SET PROBLEM:
Find each line with "Jinhui" and copy it.

TASK INPUTS:
>> begin

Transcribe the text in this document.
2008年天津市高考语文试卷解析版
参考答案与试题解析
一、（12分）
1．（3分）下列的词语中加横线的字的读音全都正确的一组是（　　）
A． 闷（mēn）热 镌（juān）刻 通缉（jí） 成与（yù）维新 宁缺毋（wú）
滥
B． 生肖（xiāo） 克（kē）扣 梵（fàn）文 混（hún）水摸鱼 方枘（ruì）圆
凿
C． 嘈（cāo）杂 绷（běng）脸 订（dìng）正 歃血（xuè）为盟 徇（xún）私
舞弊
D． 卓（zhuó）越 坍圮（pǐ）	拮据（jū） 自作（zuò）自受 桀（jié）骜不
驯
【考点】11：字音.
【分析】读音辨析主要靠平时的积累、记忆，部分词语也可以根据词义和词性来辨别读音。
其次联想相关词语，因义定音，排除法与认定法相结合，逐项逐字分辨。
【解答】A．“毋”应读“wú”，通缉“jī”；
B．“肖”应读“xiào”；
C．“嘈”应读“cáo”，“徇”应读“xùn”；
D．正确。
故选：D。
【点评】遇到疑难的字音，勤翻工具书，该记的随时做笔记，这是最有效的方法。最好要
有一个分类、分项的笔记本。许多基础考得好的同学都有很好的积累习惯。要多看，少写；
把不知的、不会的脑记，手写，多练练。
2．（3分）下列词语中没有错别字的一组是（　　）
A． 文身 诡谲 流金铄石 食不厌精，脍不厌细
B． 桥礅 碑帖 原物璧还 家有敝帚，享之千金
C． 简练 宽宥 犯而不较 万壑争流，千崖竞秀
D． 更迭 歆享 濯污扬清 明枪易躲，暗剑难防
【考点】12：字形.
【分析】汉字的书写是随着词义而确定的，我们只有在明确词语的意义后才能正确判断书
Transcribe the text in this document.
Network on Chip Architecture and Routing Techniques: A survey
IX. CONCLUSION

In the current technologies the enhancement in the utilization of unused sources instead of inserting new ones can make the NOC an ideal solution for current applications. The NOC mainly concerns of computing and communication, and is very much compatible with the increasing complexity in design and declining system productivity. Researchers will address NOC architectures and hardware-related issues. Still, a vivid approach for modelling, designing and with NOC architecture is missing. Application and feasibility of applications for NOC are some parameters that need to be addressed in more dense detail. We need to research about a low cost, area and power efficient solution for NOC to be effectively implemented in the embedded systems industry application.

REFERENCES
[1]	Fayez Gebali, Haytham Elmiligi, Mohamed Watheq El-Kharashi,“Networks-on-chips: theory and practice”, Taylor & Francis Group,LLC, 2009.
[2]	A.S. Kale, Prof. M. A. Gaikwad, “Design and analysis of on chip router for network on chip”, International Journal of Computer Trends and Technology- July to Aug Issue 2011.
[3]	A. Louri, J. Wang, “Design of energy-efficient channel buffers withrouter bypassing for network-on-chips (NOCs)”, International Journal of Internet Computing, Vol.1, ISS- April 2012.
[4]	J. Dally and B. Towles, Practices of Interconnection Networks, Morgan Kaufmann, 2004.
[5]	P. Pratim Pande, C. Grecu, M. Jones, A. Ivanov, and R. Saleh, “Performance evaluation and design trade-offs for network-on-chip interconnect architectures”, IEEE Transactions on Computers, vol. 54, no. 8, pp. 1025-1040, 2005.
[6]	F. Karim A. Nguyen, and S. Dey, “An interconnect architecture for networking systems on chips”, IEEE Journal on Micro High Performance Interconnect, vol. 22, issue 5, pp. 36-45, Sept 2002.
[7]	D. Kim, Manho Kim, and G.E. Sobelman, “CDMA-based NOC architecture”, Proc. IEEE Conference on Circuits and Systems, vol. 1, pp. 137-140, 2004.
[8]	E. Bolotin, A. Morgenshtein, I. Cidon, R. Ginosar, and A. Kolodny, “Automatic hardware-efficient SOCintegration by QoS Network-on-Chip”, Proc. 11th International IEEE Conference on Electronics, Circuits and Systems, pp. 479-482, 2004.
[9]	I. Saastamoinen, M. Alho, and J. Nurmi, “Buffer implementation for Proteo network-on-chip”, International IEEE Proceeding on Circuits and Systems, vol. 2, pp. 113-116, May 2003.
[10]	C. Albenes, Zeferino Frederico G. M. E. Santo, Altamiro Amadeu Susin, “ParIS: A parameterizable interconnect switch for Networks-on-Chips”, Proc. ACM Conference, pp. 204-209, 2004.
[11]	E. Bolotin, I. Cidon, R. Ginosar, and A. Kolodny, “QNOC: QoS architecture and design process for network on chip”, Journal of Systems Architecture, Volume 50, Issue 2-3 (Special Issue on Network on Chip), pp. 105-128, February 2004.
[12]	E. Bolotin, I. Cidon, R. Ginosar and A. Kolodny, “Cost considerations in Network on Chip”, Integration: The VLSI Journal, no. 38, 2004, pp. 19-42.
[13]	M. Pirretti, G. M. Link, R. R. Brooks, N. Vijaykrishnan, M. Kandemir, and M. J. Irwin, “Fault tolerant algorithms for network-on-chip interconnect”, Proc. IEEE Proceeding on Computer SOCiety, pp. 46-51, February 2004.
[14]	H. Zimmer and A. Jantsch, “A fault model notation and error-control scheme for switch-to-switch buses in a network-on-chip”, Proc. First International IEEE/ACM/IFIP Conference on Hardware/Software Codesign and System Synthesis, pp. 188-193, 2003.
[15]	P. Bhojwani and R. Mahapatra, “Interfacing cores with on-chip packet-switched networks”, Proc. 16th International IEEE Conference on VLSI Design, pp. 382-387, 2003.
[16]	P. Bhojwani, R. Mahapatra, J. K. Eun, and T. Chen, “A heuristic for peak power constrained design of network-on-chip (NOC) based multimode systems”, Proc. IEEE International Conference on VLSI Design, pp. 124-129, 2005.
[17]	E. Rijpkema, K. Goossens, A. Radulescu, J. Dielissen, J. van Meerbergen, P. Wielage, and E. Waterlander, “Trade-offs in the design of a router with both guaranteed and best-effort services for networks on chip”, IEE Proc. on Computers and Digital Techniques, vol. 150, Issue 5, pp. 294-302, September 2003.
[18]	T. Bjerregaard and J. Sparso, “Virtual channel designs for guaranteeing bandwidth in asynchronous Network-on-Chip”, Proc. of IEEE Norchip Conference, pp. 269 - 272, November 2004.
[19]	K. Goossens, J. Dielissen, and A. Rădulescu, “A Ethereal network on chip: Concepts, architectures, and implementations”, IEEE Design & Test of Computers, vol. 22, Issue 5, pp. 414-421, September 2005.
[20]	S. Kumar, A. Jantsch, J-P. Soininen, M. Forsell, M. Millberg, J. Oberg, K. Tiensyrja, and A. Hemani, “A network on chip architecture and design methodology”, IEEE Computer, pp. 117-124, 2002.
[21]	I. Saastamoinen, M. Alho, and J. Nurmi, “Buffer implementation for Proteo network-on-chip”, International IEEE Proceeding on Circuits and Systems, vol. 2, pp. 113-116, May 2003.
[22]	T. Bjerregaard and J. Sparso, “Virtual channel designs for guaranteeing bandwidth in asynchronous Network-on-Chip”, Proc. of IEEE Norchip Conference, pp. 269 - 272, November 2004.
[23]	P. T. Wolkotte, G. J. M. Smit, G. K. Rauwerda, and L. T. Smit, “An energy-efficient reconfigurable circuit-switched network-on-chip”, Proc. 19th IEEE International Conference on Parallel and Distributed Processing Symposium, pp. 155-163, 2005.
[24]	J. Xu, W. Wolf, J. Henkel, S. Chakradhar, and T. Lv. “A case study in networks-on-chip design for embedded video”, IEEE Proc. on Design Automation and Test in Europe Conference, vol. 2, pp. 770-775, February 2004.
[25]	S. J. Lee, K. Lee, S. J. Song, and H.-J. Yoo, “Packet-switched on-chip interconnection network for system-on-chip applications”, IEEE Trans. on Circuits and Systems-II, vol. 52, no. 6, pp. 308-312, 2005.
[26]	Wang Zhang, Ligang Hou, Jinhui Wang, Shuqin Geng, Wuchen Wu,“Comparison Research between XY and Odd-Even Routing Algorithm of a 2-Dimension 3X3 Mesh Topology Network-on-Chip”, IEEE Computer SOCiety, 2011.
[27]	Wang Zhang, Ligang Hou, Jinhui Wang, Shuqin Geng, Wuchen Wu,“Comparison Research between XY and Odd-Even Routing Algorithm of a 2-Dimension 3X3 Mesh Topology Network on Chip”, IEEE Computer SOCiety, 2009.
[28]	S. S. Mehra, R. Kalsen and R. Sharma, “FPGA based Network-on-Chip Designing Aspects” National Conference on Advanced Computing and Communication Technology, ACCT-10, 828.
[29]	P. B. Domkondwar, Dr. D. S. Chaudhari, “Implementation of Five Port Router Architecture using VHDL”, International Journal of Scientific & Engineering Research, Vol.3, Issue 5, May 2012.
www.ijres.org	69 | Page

>> end

ANSWER TO THIS PROBLEM:
[26]	Wang Zhang, Ligang Hou, Jinhui Wang, Shuqin Geng, Wuchen Wu,“Comparison Research between XY and Odd-Even Routing Algorithm of a 2-Dimension 3X3 Mesh Topology Network-on-Chip”, IEEE Computer SOCiety, 2011.
[27]	Wang Zhang, Ligang Hou, Jinhui Wang, Shuqin Geng, Wuchen Wu,“Comparison Research between XY and Odd-Even Routing Algorithm of a 2-Dimension 3X3 Mesh Topology Network on Chip”, IEEE Computer SOCiety, 2009.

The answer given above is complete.